## 本文抜粋:
-------------------------
説明

モニタ検証システム、モニタ検証方法、モニタ検証プログラム

【課題】 モニタの性能を統一基準でランク付けする技術を提供する。
【解決手段】 所定色に対応する基準色情報を予め格納する基準色情報格納手段と、色差の程度によって区分けされたランクテーブルを予め格納するランクテーブル格納手段と、前記所定色の有彩色画像データに基づく色が表示されるモニタと、前記有彩色画像データに基づく色が表示された前記モニタを測色して表示色情報を取得する測色手段と、前記基準色情報と前記表示色情報との色差を算出する算出手段と、前記算出された色差に基づいて、前記ランクテーブルを参照し、前記モニタの色再現性をランク付けするランク付け手段と、を備えるようにする。

【発明の詳細な説明】
【技術分野】
【0001】
本発明は、モニタの発色性能を検証するモニタ検証技術に関する。
【背景技術】
【0002】
従来、印刷写真原稿を入稿する前に、その印刷写真原稿のリバーサルフィルムをビューアを用いて確認することが行われていた。この確認に用いるビューアは、光源の白色ポイントの色温度が5000K(ケルビン)に統一されているので、色の見え方の統一性は確保されていた。
【0003】
一方、近年のデジタルカメラの普及により、リバーサルフィルムに代わりデジタルデータ(画像データ)での入稿が一般化してきた。デジタルデータによる印刷写真原稿の確認は、デジタルデータに基づく画像をモニタ等のモニタに表示して行われる。この場合、色の見え方は使用するモニタに依存するので、システム内のモニタの色管理をモニタの表示する有彩色を測定してカラー画像表示性能を評価することにより行い、モニタの表示する色について高い色再現性を実現することができるようにするものがある(例えば、特許文献1参照。)。
【0004】
【特許文献1】特開2003−241732号公報
【発明の開示】
【発明が解決しようとする課題】
【0005】
ところが、モニタの色再現範囲は個々のモニタの方式や性能で異なるので、例えば、複数の拠点の各モニタに同じデジタルデータの画像を表示させて双方で画像の色についての評価を行う場合に、色再現範囲の違いにより表示色が異なることがある。そして、この表示色の違いによる問題が発生する場合がある。この問題を解決するため、モニタの色再現範囲を統一することが必要であるが、共通の指標がないため、モニタが標準に対してどのような性能を有するか確認することができなかった。
【0006】
本発明は、上記事情に鑑みてなされたものであり、その目的とするところは、システム内のモニタのカラー画像表示性能を統一基準でランク付けする技術を提供することにある。
【課題を解決するための手段】
【0007】
上記課題を解決するために、請求項1記載の発明は、所定色に対応する基準色情報を予め格納する基準色情報格納手段と、色差の程度によって区分けされたランクテーブルを予め格納するランクテーブル格納手段と、前記所定色の有彩色画像データに基づく色が表示されるモニタと、前記有彩色画像データに基づく色が表示された前記モニタを測色して表示色情報を取得する測色手段と、前記基準色情報と前記表示色情報との色差を算出する算出手段と、前記算出された色差に基づいて、前記ランクテーブルを参照し、前記モニタの色再現性をランク付けするランク付け手段と、を備えること、を特徴とする。
-------------------------
## 与えられた情報:
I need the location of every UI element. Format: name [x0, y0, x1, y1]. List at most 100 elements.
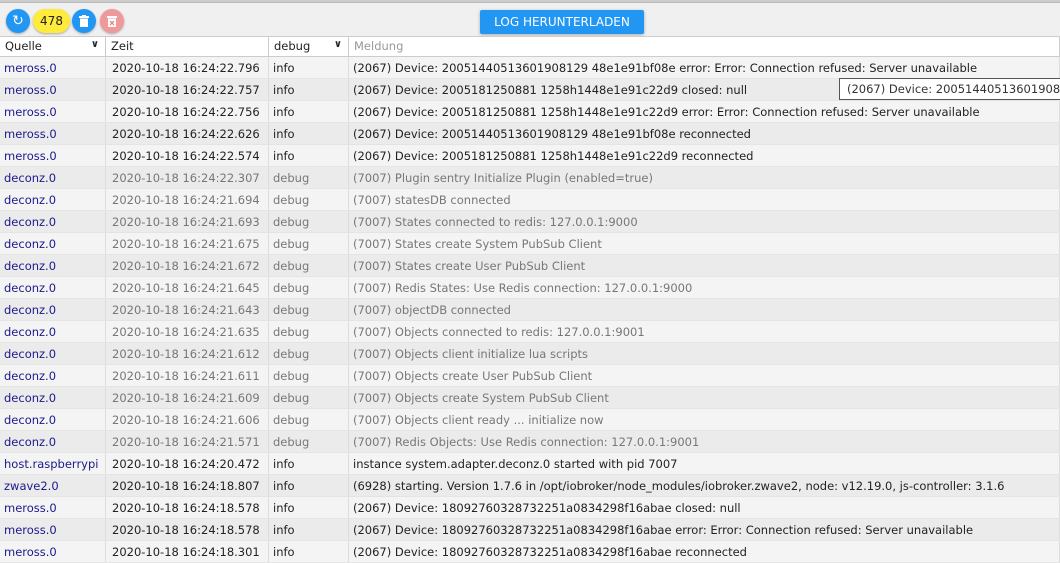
-------------------------
## 課題の要件:
モニタ検証技術の本文抜粋のうち、「モニタ検証システム、モニタ検証方法、モニタ検証プログラム」から「本発明は、モニタの発色性能を検証するモニタ検証技術に関する。」までを、両端の語句も含めて一字も変えずに引用しなさい。

## 本課題の解答:
モニタ検証システム、モニタ検証方法、モニタ検証プログラム

【課題】 モニタの性能を統一基準でランク付けする技術を提供する。
【解決手段】 所定色に対応する基準色情報を予め格納する基準色情報格納手段と、色差の程度によって区分けされたランクテーブルを予め格納するランクテーブル格納手段と、前記所定色の有彩色画像データに基づく色が表示されるモニタと、前記有彩色画像データに基づく色が表示された前記モニタを測色して表示色情報を取得する測色手段と、前記基準色情報と前記表示色情報との色差を算出する算出手段と、前記算出された色差に基づいて、前記ランクテーブルを参照し、前記モニタの色再現性をランク付けするランク付け手段と、を備えるようにする。

【発明の詳細な説明】
【技術分野】
【0001】
本発明は、モニタの発色性能を検証するモニタ検証技術に関する。